> [WHAT YOU HAVE TO DO]: Images must not appear in your copy; reproduce every other part of the records exactly.

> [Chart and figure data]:

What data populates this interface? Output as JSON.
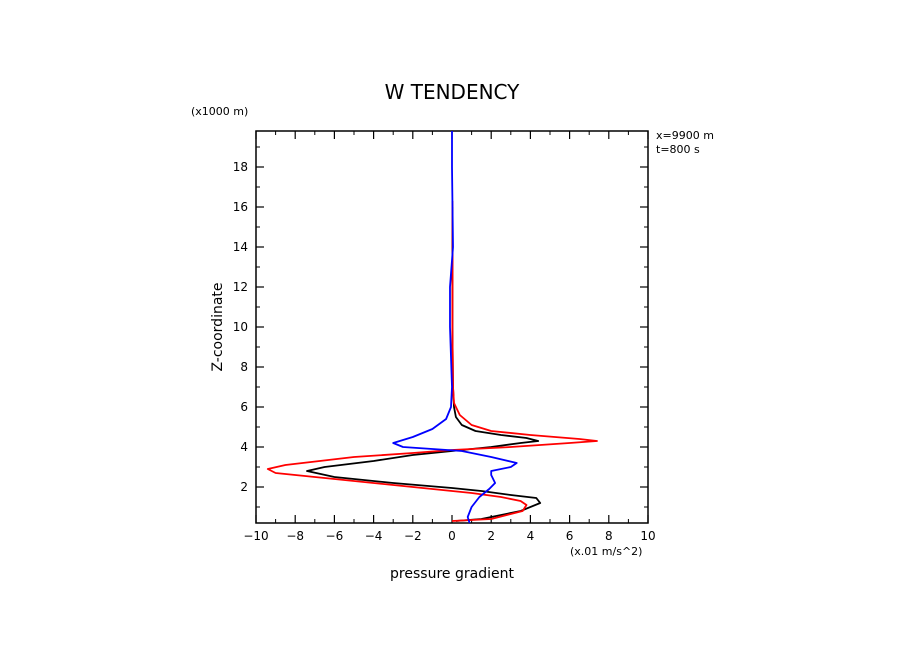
{
  "chart_data": {
    "type": "line",
    "title": "W TENDENCY",
    "xlabel": "pressure gradient",
    "ylabel": "Z-coordinate",
    "x_unit": "(x.01 m/s^2)",
    "y_unit": "(x1000 m)",
    "annotations": [
      "x=9900 m",
      "t=800 s"
    ],
    "xlim": [
      -10,
      10
    ],
    "ylim": [
      0.2,
      19.8
    ],
    "xticks": [
      -10,
      -8,
      -6,
      -4,
      -2,
      0,
      2,
      4,
      6,
      8,
      10
    ],
    "yticks": [
      2,
      4,
      6,
      8,
      10,
      12,
      14,
      16,
      18
    ],
    "grid": false,
    "series": [
      {
        "color": "#000000",
        "points": [
          [
            0.2,
            0.3
          ],
          [
            1.5,
            0.4
          ],
          [
            3.5,
            0.8
          ],
          [
            4.5,
            1.2
          ],
          [
            4.3,
            1.45
          ],
          [
            3.0,
            1.6
          ],
          [
            1.5,
            1.8
          ],
          [
            0.0,
            1.95
          ],
          [
            -3.0,
            2.2
          ],
          [
            -6.0,
            2.5
          ],
          [
            -7.4,
            2.8
          ],
          [
            -6.5,
            3.0
          ],
          [
            -4.0,
            3.3
          ],
          [
            -2.0,
            3.6
          ],
          [
            0.0,
            3.8
          ],
          [
            2.0,
            4.0
          ],
          [
            3.5,
            4.2
          ],
          [
            4.4,
            4.3
          ],
          [
            3.8,
            4.45
          ],
          [
            2.5,
            4.6
          ],
          [
            1.2,
            4.8
          ],
          [
            0.5,
            5.1
          ],
          [
            0.2,
            5.5
          ],
          [
            0.1,
            6.0
          ],
          [
            0.05,
            7.0
          ],
          [
            0.02,
            10.0
          ],
          [
            0.02,
            16.0
          ]
        ]
      },
      {
        "color": "#ff0000",
        "points": [
          [
            0.0,
            0.3
          ],
          [
            2.0,
            0.4
          ],
          [
            3.6,
            0.8
          ],
          [
            3.8,
            1.1
          ],
          [
            3.5,
            1.3
          ],
          [
            2.5,
            1.5
          ],
          [
            1.0,
            1.7
          ],
          [
            -2.0,
            2.0
          ],
          [
            -6.0,
            2.4
          ],
          [
            -9.0,
            2.7
          ],
          [
            -9.4,
            2.9
          ],
          [
            -8.5,
            3.1
          ],
          [
            -5.0,
            3.5
          ],
          [
            -2.0,
            3.7
          ],
          [
            0.0,
            3.85
          ],
          [
            3.0,
            4.0
          ],
          [
            6.0,
            4.2
          ],
          [
            7.4,
            4.3
          ],
          [
            6.5,
            4.4
          ],
          [
            4.0,
            4.6
          ],
          [
            2.0,
            4.8
          ],
          [
            1.0,
            5.1
          ],
          [
            0.4,
            5.6
          ],
          [
            0.1,
            6.2
          ],
          [
            0.05,
            7.0
          ],
          [
            0.02,
            10.0
          ],
          [
            0.03,
            14.0
          ],
          [
            0.02,
            16.3
          ]
        ]
      },
      {
        "color": "#0000ff",
        "points": [
          [
            0.9,
            0.2
          ],
          [
            0.8,
            0.5
          ],
          [
            1.0,
            1.0
          ],
          [
            1.4,
            1.5
          ],
          [
            1.9,
            1.9
          ],
          [
            2.2,
            2.2
          ],
          [
            2.0,
            2.6
          ],
          [
            2.0,
            2.8
          ],
          [
            3.0,
            3.0
          ],
          [
            3.3,
            3.2
          ],
          [
            2.0,
            3.5
          ],
          [
            0.5,
            3.8
          ],
          [
            -2.5,
            4.0
          ],
          [
            -3.0,
            4.2
          ],
          [
            -2.0,
            4.5
          ],
          [
            -1.0,
            4.9
          ],
          [
            -0.3,
            5.4
          ],
          [
            -0.05,
            6.0
          ],
          [
            0.0,
            7.0
          ],
          [
            -0.1,
            10.0
          ],
          [
            -0.1,
            12.0
          ],
          [
            0.05,
            14.0
          ],
          [
            0.0,
            18.0
          ],
          [
            0.0,
            19.8
          ]
        ]
      }
    ]
  }
}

> [FULL ANSWER]:
What data populates this interface? Output as JSON.
{
  "chart_data": {
    "type": "line",
    "title": "W TENDENCY",
    "xlabel": "pressure gradient",
    "ylabel": "Z-coordinate",
    "x_unit": "(x.01 m/s^2)",
    "y_unit": "(x1000 m)",
    "annotations": [
      "x=9900 m",
      "t=800 s"
    ],
    "xlim": [
      -10,
      10
    ],
    "ylim": [
      0.2,
      19.8
    ],
    "xticks": [
      -10,
      -8,
      -6,
      -4,
      -2,
      0,
      2,
      4,
      6,
      8,
      10
    ],
    "yticks": [
      2,
      4,
      6,
      8,
      10,
      12,
      14,
      16,
      18
    ],
    "grid": false,
    "series": [
      {
        "color": "#000000",
        "points": [
          [
            0.2,
            0.3
          ],
          [
            1.5,
            0.4
          ],
          [
            3.5,
            0.8
          ],
          [
            4.5,
            1.2
          ],
          [
            4.3,
            1.45
          ],
          [
            3.0,
            1.6
          ],
          [
            1.5,
            1.8
          ],
          [
            0.0,
            1.95
          ],
          [
            -3.0,
            2.2
          ],
          [
            -6.0,
            2.5
          ],
          [
            -7.4,
            2.8
          ],
          [
            -6.5,
            3.0
          ],
          [
            -4.0,
            3.3
          ],
          [
            -2.0,
            3.6
          ],
          [
            0.0,
            3.8
          ],
          [
            2.0,
            4.0
          ],
          [
            3.5,
            4.2
          ],
          [
            4.4,
            4.3
          ],
          [
            3.8,
            4.45
          ],
          [
            2.5,
            4.6
          ],
          [
            1.2,
            4.8
          ],
          [
            0.5,
            5.1
          ],
          [
            0.2,
            5.5
          ],
          [
            0.1,
            6.0
          ],
          [
            0.05,
            7.0
          ],
          [
            0.02,
            10.0
          ],
          [
            0.02,
            16.0
          ]
        ]
      },
      {
        "color": "#ff0000",
        "points": [
          [
            0.0,
            0.3
          ],
          [
            2.0,
            0.4
          ],
          [
            3.6,
            0.8
          ],
          [
            3.8,
            1.1
          ],
          [
            3.5,
            1.3
          ],
          [
            2.5,
            1.5
          ],
          [
            1.0,
            1.7
          ],
          [
            -2.0,
            2.0
          ],
          [
            -6.0,
            2.4
          ],
          [
            -9.0,
            2.7
          ],
          [
            -9.4,
            2.9
          ],
          [
            -8.5,
            3.1
          ],
          [
            -5.0,
            3.5
          ],
          [
            -2.0,
            3.7
          ],
          [
            0.0,
            3.85
          ],
          [
            3.0,
            4.0
          ],
          [
            6.0,
            4.2
          ],
          [
            7.4,
            4.3
          ],
          [
            6.5,
            4.4
          ],
          [
            4.0,
            4.6
          ],
          [
            2.0,
            4.8
          ],
          [
            1.0,
            5.1
          ],
          [
            0.4,
            5.6
          ],
          [
            0.1,
            6.2
          ],
          [
            0.05,
            7.0
          ],
          [
            0.02,
            10.0
          ],
          [
            0.03,
            14.0
          ],
          [
            0.02,
            16.3
          ]
        ]
      },
      {
        "color": "#0000ff",
        "points": [
          [
            0.9,
            0.2
          ],
          [
            0.8,
            0.5
          ],
          [
            1.0,
            1.0
          ],
          [
            1.4,
            1.5
          ],
          [
            1.9,
            1.9
          ],
          [
            2.2,
            2.2
          ],
          [
            2.0,
            2.6
          ],
          [
            2.0,
            2.8
          ],
          [
            3.0,
            3.0
          ],
          [
            3.3,
            3.2
          ],
          [
            2.0,
            3.5
          ],
          [
            0.5,
            3.8
          ],
          [
            -2.5,
            4.0
          ],
          [
            -3.0,
            4.2
          ],
          [
            -2.0,
            4.5
          ],
          [
            -1.0,
            4.9
          ],
          [
            -0.3,
            5.4
          ],
          [
            -0.05,
            6.0
          ],
          [
            0.0,
            7.0
          ],
          [
            -0.1,
            10.0
          ],
          [
            -0.1,
            12.0
          ],
          [
            0.05,
            14.0
          ],
          [
            0.0,
            18.0
          ],
          [
            0.0,
            19.8
          ]
        ]
      }
    ]
  }
}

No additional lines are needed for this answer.